**** Given data ****

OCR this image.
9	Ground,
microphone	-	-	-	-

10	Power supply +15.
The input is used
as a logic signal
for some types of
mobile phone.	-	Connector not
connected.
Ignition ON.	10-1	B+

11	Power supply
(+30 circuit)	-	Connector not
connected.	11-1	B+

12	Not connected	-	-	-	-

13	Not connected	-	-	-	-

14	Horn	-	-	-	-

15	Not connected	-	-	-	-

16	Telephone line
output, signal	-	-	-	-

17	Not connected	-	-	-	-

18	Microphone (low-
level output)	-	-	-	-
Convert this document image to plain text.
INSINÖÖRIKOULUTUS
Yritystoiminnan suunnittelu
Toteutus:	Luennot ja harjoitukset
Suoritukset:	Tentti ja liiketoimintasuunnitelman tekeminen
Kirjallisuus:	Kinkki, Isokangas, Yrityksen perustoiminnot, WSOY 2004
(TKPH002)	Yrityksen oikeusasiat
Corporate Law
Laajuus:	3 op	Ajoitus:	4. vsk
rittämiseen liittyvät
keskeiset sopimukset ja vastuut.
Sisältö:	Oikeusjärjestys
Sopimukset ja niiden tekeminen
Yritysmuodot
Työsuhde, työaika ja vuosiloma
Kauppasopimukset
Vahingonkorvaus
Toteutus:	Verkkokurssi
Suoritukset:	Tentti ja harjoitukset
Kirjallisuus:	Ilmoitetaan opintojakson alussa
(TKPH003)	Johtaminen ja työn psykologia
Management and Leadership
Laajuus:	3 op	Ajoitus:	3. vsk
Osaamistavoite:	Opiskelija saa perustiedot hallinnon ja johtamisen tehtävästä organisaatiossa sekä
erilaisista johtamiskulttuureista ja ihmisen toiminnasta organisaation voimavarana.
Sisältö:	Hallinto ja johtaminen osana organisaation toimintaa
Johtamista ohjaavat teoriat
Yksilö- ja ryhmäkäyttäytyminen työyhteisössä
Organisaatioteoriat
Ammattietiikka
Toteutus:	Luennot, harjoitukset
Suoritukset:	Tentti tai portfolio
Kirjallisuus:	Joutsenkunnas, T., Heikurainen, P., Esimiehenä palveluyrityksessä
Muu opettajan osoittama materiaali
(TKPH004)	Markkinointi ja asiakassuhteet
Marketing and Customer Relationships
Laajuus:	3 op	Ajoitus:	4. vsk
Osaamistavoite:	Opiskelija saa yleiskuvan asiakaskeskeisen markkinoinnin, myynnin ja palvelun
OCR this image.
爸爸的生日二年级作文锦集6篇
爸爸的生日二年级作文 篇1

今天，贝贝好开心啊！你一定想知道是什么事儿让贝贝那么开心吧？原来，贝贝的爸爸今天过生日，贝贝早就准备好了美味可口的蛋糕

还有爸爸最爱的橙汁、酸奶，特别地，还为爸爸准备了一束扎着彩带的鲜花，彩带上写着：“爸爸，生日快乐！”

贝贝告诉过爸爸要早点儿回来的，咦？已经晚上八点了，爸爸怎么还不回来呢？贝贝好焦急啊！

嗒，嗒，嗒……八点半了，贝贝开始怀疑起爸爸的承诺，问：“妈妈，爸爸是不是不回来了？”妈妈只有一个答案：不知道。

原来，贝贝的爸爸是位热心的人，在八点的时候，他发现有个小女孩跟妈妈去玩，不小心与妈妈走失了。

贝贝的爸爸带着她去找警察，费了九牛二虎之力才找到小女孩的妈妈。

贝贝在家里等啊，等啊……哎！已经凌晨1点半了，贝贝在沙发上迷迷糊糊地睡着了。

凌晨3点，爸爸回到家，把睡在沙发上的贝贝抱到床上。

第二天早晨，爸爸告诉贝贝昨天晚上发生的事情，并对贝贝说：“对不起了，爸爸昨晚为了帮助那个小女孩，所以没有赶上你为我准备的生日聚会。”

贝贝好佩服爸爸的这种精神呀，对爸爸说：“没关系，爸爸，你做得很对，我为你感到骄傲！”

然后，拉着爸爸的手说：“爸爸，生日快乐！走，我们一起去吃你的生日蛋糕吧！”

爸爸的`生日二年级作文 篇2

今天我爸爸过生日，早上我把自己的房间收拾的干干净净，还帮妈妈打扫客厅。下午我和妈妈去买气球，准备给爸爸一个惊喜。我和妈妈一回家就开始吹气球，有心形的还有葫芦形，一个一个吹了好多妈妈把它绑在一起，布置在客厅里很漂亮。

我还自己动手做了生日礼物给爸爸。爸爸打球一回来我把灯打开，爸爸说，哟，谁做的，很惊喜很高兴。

****

- [Problem description]
Show, from the listing above, each line that contains the word "harjoitukset".

- [Result of the task]
Toteutus:	Luennot ja harjoitukset
Suoritukset:	Tentti ja harjoitukset
Toteutus:	Luennot, harjoitukset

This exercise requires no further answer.